**MATERIALS PROVIDED:**
^^^^^^^^

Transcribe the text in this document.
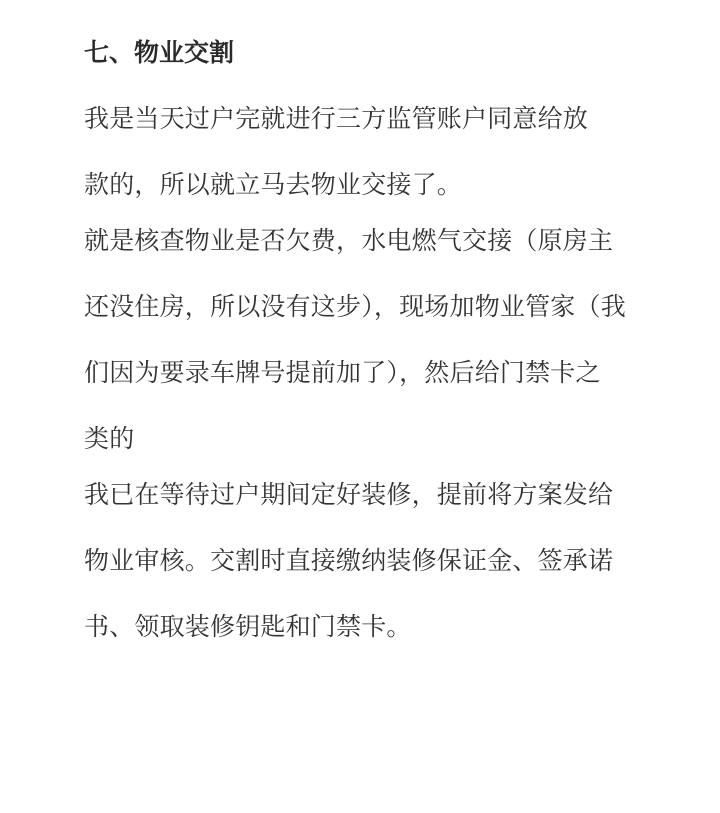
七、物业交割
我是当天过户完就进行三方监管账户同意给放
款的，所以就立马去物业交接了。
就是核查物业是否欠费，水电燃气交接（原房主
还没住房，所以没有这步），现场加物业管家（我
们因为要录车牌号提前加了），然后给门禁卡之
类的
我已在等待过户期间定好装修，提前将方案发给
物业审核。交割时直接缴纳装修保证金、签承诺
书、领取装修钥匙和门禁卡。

^^^^^^^^

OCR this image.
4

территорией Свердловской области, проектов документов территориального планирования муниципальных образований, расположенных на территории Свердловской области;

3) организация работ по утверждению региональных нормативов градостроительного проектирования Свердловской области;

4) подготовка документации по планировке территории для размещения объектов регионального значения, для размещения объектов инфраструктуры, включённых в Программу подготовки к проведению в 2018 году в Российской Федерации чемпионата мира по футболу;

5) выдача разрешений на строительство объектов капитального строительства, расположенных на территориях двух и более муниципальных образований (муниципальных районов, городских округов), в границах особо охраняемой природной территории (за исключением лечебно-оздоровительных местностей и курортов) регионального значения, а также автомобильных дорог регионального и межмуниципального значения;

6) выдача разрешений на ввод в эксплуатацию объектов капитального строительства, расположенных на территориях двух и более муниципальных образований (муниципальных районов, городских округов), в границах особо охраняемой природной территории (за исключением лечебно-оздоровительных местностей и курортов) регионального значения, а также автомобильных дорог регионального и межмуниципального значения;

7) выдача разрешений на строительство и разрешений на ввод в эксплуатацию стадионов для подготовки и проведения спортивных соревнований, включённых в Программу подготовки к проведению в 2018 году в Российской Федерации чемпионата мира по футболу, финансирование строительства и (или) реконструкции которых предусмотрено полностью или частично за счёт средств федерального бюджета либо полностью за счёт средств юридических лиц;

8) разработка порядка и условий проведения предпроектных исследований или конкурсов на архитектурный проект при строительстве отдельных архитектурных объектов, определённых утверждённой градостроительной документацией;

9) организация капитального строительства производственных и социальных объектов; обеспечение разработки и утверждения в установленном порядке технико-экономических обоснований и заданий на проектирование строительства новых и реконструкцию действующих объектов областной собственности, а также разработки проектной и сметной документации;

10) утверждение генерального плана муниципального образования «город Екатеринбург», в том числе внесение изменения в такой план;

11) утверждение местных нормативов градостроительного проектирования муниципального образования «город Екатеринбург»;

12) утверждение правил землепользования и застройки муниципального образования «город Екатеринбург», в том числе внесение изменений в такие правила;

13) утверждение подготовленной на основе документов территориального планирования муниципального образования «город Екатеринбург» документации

^^^^^^^^

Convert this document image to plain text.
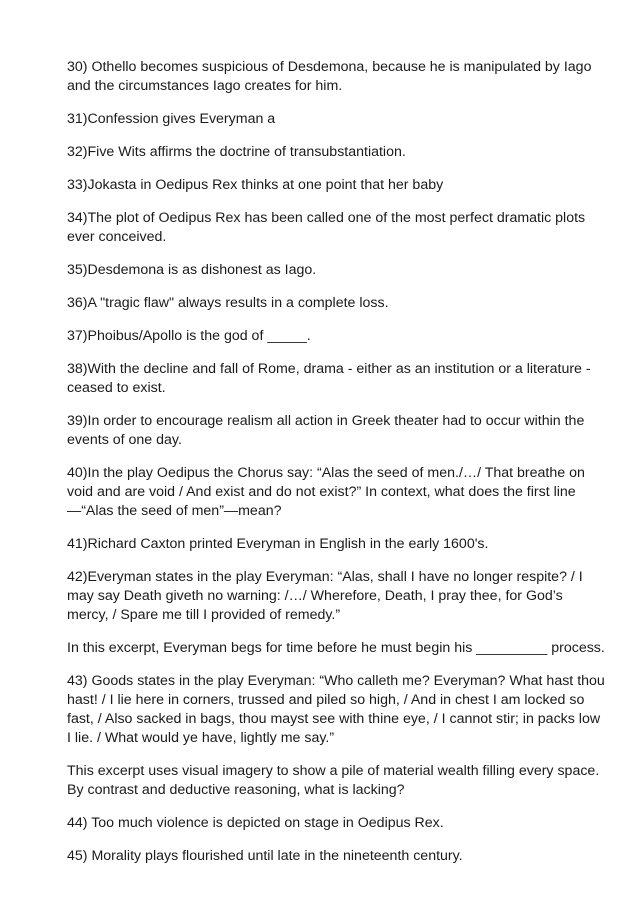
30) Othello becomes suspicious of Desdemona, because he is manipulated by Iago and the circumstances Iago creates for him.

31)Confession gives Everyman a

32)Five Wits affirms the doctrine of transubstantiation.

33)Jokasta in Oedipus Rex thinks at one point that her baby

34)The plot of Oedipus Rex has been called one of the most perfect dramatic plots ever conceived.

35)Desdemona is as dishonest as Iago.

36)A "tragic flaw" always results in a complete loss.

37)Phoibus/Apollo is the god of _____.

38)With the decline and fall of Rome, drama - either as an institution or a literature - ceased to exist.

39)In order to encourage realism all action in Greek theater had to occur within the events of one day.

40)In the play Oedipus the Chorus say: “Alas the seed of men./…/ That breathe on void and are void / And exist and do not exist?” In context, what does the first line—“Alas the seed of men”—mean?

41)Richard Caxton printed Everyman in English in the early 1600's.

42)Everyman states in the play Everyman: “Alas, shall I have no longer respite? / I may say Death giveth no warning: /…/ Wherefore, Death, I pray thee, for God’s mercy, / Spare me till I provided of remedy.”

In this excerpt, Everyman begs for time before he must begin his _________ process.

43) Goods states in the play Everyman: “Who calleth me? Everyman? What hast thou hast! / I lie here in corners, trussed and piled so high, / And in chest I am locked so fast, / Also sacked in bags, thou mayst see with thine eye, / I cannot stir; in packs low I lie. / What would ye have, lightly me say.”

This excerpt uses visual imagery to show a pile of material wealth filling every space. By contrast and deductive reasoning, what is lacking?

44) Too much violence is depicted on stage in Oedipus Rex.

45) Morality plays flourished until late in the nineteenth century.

^^^^^^^^

**WRITTEN INSTRUCTION:**
Which lines include "have"? Copy each of them out.

**THE SOLUTION:**
42)Everyman states in the play Everyman: “Alas, shall I have no longer respite? / I may say Death giveth no warning: /…/ Wherefore, Death, I pray thee, for God’s mercy, / Spare me till I provided of remedy.”
43) Goods states in the play Everyman: “Who calleth me? Everyman? What hast thou hast! / I lie here in corners, trussed and piled so high, / And in chest I am locked so fast, / Also sacked in bags, thou mayst see with thine eye, / I cannot stir; in packs low I lie. / What would ye have, lightly me say.”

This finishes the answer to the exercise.